**BRIEF:**
Pictures aside, quote the whole listing exactly.

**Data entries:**
* * *
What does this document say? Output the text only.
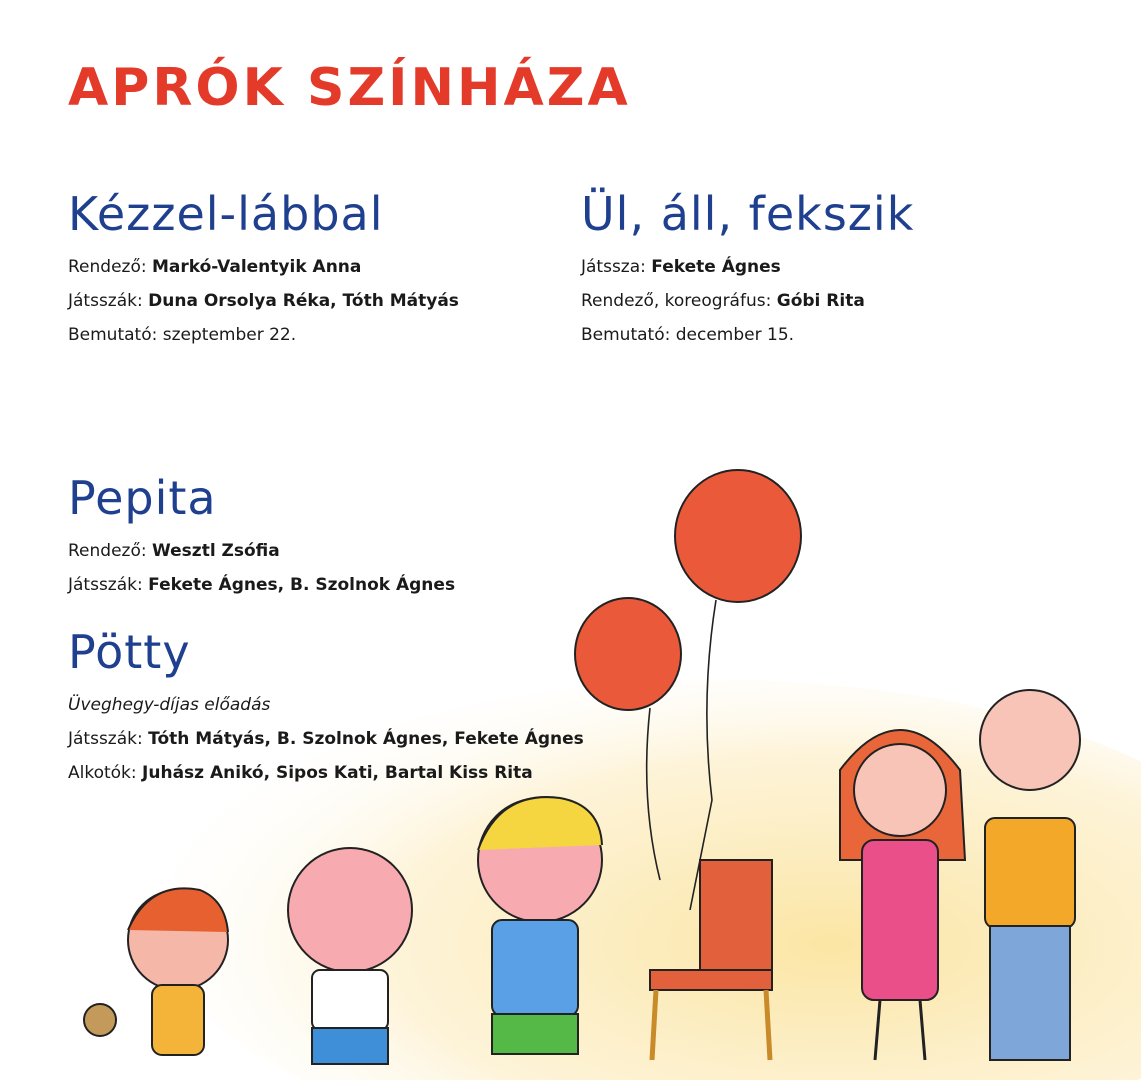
APRÓK SZÍNHÁZA
Kézzel-lábbal
Rendező: Markó-Valentyik Anna
Játsszák: Duna Orsolya Réka, Tóth Mátyás
Bemutató: szeptember 22.
Ül, áll, fekszik
Játssza: Fekete Ágnes
Rendező, koreográfus: Góbi Rita
Bemutató: december 15.
Pepita
Rendező: Wesztl Zsófia
Játsszák: Fekete Ágnes, B. Szolnok Ágnes
Pötty
Üveghegy-díjas előadás
Játsszák: Tóth Mátyás, B. Szolnok Ágnes, Fekete Ágnes
Alkotók: Juhász Anikó, Sipos Kati, Bartal Kiss Rita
* * *
**FINISHED ANSWER:**
What does this document say? Output the text only.
APRÓK SZÍNHÁZA
Kézzel-lábbal
Rendező: Markó-Valentyik Anna
Játsszák: Duna Orsolya Réka, Tóth Mátyás
Bemutató: szeptember 22.
Ül, áll, fekszik
Játssza: Fekete Ágnes
Rendező, koreográfus: Góbi Rita
Bemutató: december 15.
Pepita
Rendező: Wesztl Zsófia
Játsszák: Fekete Ágnes, B. Szolnok Ágnes
Pötty
Üveghegy-díjas előadás
Játsszák: Tóth Mátyás, B. Szolnok Ágnes, Fekete Ágnes
Alkotók: Juhász Anikó, Sipos Kati, Bartal Kiss Rita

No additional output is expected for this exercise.